*** Records for this exercise ***
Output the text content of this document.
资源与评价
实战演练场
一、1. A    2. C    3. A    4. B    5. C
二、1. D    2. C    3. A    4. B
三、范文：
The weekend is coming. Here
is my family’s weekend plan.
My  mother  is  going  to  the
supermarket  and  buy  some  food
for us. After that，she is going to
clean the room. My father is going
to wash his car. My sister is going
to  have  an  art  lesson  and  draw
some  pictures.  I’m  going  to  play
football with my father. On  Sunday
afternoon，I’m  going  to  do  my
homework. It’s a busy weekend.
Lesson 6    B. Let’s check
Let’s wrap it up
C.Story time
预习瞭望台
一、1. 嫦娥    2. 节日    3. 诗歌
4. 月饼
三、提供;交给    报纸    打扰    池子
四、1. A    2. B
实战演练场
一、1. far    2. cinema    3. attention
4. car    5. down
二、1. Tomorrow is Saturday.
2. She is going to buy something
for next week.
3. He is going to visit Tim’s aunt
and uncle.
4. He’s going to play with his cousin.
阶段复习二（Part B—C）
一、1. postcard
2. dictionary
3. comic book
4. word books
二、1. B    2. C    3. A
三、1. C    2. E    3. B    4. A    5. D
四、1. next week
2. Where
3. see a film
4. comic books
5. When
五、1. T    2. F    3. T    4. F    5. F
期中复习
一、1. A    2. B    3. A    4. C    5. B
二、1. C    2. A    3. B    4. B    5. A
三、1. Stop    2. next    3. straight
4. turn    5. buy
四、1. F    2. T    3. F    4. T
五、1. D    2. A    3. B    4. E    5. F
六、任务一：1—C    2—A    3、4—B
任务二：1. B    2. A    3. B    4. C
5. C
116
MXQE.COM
***
Given request:
Report how many lines of the data contain the word "going", using the number alone.

Solution to the exercise:
9